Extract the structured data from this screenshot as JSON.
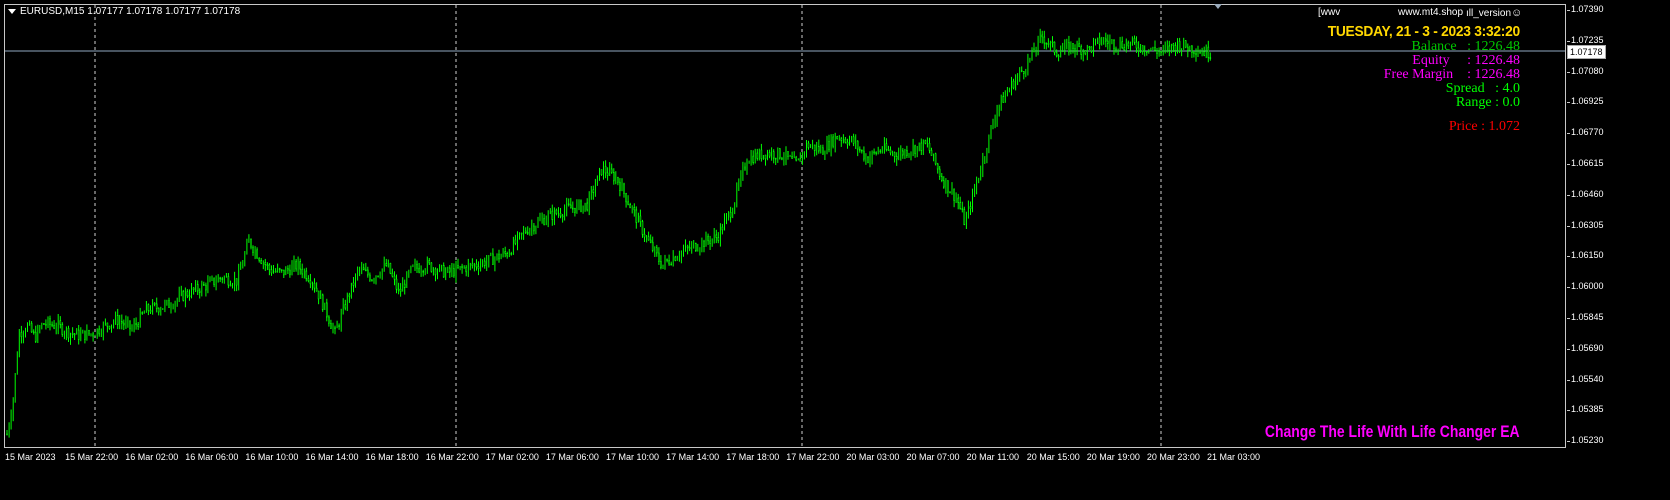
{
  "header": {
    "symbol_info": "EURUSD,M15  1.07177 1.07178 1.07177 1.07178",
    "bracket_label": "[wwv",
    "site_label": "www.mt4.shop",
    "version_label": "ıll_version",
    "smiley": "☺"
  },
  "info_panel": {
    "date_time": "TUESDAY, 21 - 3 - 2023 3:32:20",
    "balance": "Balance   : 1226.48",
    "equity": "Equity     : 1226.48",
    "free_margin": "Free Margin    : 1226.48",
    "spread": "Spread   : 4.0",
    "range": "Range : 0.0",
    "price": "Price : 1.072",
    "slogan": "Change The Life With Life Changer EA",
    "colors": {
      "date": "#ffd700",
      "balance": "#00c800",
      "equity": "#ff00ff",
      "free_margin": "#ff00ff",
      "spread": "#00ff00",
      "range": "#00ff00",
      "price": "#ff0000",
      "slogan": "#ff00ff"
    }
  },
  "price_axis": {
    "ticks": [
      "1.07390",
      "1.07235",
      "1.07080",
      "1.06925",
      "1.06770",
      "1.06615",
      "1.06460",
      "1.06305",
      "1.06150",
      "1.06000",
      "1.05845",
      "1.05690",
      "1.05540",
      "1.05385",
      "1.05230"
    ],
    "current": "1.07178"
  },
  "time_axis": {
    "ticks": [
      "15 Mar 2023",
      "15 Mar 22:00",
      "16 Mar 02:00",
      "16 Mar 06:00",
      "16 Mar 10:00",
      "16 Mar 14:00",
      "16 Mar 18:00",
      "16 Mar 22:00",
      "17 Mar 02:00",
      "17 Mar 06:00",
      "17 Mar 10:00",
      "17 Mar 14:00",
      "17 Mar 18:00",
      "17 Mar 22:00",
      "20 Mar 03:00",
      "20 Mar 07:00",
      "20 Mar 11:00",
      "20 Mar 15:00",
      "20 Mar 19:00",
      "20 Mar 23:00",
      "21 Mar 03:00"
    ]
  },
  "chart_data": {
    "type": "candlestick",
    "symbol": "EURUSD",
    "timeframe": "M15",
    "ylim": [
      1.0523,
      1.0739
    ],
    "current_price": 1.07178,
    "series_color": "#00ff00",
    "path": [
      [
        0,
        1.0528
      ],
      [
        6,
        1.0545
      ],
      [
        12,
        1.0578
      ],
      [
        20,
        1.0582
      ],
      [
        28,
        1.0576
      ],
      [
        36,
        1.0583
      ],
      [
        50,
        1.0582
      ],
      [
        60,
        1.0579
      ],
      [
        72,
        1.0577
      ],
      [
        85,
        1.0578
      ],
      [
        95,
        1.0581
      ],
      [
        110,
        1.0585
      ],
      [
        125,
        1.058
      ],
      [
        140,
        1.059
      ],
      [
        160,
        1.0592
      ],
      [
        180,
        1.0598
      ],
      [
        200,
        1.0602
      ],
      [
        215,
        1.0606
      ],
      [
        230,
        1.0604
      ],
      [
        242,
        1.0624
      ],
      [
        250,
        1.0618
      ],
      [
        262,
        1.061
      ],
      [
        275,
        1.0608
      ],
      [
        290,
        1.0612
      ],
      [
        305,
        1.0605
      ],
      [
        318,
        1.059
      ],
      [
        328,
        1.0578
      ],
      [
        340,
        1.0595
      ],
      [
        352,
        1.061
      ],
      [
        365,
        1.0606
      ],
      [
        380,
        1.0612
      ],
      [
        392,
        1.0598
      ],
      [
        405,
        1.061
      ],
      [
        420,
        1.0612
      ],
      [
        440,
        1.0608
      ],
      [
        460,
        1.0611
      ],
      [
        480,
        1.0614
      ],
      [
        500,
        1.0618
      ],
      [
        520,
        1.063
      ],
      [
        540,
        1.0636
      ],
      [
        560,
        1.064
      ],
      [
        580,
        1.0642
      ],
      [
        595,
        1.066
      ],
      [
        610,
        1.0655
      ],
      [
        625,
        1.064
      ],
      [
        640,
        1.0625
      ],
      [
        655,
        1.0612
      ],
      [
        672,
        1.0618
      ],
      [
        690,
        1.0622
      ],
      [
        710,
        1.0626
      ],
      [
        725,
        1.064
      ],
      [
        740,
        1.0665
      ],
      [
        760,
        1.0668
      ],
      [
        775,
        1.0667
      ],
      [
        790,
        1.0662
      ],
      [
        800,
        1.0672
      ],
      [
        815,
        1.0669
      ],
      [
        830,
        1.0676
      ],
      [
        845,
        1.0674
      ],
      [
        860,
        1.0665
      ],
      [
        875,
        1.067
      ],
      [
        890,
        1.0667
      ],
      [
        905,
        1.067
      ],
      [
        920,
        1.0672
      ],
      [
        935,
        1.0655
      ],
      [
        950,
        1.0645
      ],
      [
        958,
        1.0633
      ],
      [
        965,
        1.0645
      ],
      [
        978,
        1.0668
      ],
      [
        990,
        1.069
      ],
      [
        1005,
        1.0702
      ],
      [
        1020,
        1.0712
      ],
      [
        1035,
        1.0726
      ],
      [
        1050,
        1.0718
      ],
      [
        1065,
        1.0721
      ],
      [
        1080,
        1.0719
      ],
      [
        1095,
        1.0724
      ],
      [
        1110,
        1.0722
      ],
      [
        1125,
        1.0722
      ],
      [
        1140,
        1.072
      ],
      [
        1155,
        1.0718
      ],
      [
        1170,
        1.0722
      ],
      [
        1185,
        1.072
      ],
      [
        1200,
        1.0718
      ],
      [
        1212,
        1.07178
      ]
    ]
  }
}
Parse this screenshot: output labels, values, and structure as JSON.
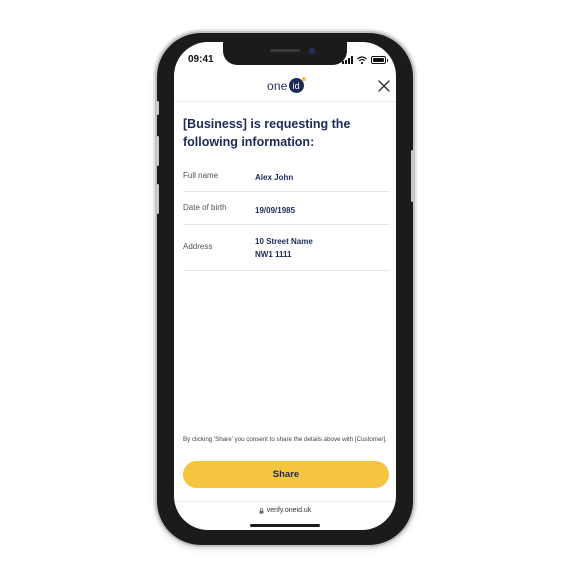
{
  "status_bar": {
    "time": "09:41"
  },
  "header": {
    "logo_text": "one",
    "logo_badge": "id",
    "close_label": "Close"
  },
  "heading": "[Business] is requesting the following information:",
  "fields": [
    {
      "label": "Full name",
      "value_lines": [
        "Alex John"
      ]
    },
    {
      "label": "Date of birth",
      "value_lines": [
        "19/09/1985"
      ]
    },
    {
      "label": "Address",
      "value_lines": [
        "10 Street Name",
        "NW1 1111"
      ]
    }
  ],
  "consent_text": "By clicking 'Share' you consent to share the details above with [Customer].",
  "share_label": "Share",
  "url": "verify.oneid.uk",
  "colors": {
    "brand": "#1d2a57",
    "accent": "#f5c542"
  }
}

____________________

Work required ▸
Write out all the records again, exactly, minus any pictures.

Result of the exercise ▸
Extract the structured data from this screenshot as JSON.
{
  "header": {
    "symbol_info": "EURUSD,M15  1.07177 1.07178 1.07177 1.07178",
    "bracket_label": "[wwv",
    "site_label": "www.mt4.shop",
    "version_label": "ıll_version",
    "smiley": "☺"
  },
  "info_panel": {
    "date_time": "TUESDAY, 21 - 3 - 2023 3:32:20",
    "balance": "Balance   : 1226.48",
    "equity": "Equity     : 1226.48",
    "free_margin": "Free Margin    : 1226.48",
    "spread": "Spread   : 4.0",
    "range": "Range : 0.0",
    "price": "Price : 1.072",
    "slogan": "Change The Life With Life Changer EA",
    "colors": {
      "date": "#ffd700",
      "balance": "#00c800",
      "equity": "#ff00ff",
      "free_margin": "#ff00ff",
      "spread": "#00ff00",
      "range": "#00ff00",
      "price": "#ff0000",
      "slogan": "#ff00ff"
    }
  },
  "price_axis": {
    "ticks": [
      "1.07390",
      "1.07235",
      "1.07080",
      "1.06925",
      "1.06770",
      "1.06615",
      "1.06460",
      "1.06305",
      "1.06150",
      "1.06000",
      "1.05845",
      "1.05690",
      "1.05540",
      "1.05385",
      "1.05230"
    ],
    "current": "1.07178"
  },
  "time_axis": {
    "ticks": [
      "15 Mar 2023",
      "15 Mar 22:00",
      "16 Mar 02:00",
      "16 Mar 06:00",
      "16 Mar 10:00",
      "16 Mar 14:00",
      "16 Mar 18:00",
      "16 Mar 22:00",
      "17 Mar 02:00",
      "17 Mar 06:00",
      "17 Mar 10:00",
      "17 Mar 14:00",
      "17 Mar 18:00",
      "17 Mar 22:00",
      "20 Mar 03:00",
      "20 Mar 07:00",
      "20 Mar 11:00",
      "20 Mar 15:00",
      "20 Mar 19:00",
      "20 Mar 23:00",
      "21 Mar 03:00"
    ]
  },
  "chart_data": {
    "type": "candlestick",
    "symbol": "EURUSD",
    "timeframe": "M15",
    "ylim": [
      1.0523,
      1.0739
    ],
    "current_price": 1.07178,
    "series_color": "#00ff00",
    "path": [
      [
        0,
        1.0528
      ],
      [
        6,
        1.0545
      ],
      [
        12,
        1.0578
      ],
      [
        20,
        1.0582
      ],
      [
        28,
        1.0576
      ],
      [
        36,
        1.0583
      ],
      [
        50,
        1.0582
      ],
      [
        60,
        1.0579
      ],
      [
        72,
        1.0577
      ],
      [
        85,
        1.0578
      ],
      [
        95,
        1.0581
      ],
      [
        110,
        1.0585
      ],
      [
        125,
        1.058
      ],
      [
        140,
        1.059
      ],
      [
        160,
        1.0592
      ],
      [
        180,
        1.0598
      ],
      [
        200,
        1.0602
      ],
      [
        215,
        1.0606
      ],
      [
        230,
        1.0604
      ],
      [
        242,
        1.0624
      ],
      [
        250,
        1.0618
      ],
      [
        262,
        1.061
      ],
      [
        275,
        1.0608
      ],
      [
        290,
        1.0612
      ],
      [
        305,
        1.0605
      ],
      [
        318,
        1.059
      ],
      [
        328,
        1.0578
      ],
      [
        340,
        1.0595
      ],
      [
        352,
        1.061
      ],
      [
        365,
        1.0606
      ],
      [
        380,
        1.0612
      ],
      [
        392,
        1.0598
      ],
      [
        405,
        1.061
      ],
      [
        420,
        1.0612
      ],
      [
        440,
        1.0608
      ],
      [
        460,
        1.0611
      ],
      [
        480,
        1.0614
      ],
      [
        500,
        1.0618
      ],
      [
        520,
        1.063
      ],
      [
        540,
        1.0636
      ],
      [
        560,
        1.064
      ],
      [
        580,
        1.0642
      ],
      [
        595,
        1.066
      ],
      [
        610,
        1.0655
      ],
      [
        625,
        1.064
      ],
      [
        640,
        1.0625
      ],
      [
        655,
        1.0612
      ],
      [
        672,
        1.0618
      ],
      [
        690,
        1.0622
      ],
      [
        710,
        1.0626
      ],
      [
        725,
        1.064
      ],
      [
        740,
        1.0665
      ],
      [
        760,
        1.0668
      ],
      [
        775,
        1.0667
      ],
      [
        790,
        1.0662
      ],
      [
        800,
        1.0672
      ],
      [
        815,
        1.0669
      ],
      [
        830,
        1.0676
      ],
      [
        845,
        1.0674
      ],
      [
        860,
        1.0665
      ],
      [
        875,
        1.067
      ],
      [
        890,
        1.0667
      ],
      [
        905,
        1.067
      ],
      [
        920,
        1.0672
      ],
      [
        935,
        1.0655
      ],
      [
        950,
        1.0645
      ],
      [
        958,
        1.0633
      ],
      [
        965,
        1.0645
      ],
      [
        978,
        1.0668
      ],
      [
        990,
        1.069
      ],
      [
        1005,
        1.0702
      ],
      [
        1020,
        1.0712
      ],
      [
        1035,
        1.0726
      ],
      [
        1050,
        1.0718
      ],
      [
        1065,
        1.0721
      ],
      [
        1080,
        1.0719
      ],
      [
        1095,
        1.0724
      ],
      [
        1110,
        1.0722
      ],
      [
        1125,
        1.0722
      ],
      [
        1140,
        1.072
      ],
      [
        1155,
        1.0718
      ],
      [
        1170,
        1.0722
      ],
      [
        1185,
        1.072
      ],
      [
        1200,
        1.0718
      ],
      [
        1212,
        1.07178
      ]
    ]
  }
}
Parse this screenshot: output labels, values, and structure as JSON.
{
  "status_bar": {
    "time": "09:41"
  },
  "header": {
    "logo_text": "one",
    "logo_badge": "id",
    "close_label": "Close"
  },
  "heading": "[Business] is requesting the following information:",
  "fields": [
    {
      "label": "Full name",
      "value_lines": [
        "Alex John"
      ]
    },
    {
      "label": "Date of birth",
      "value_lines": [
        "19/09/1985"
      ]
    },
    {
      "label": "Address",
      "value_lines": [
        "10 Street Name",
        "NW1 1111"
      ]
    }
  ],
  "consent_text": "By clicking 'Share' you consent to share the details above with [Customer].",
  "share_label": "Share",
  "url": "verify.oneid.uk",
  "colors": {
    "brand": "#1d2a57",
    "accent": "#f5c542"
  }
}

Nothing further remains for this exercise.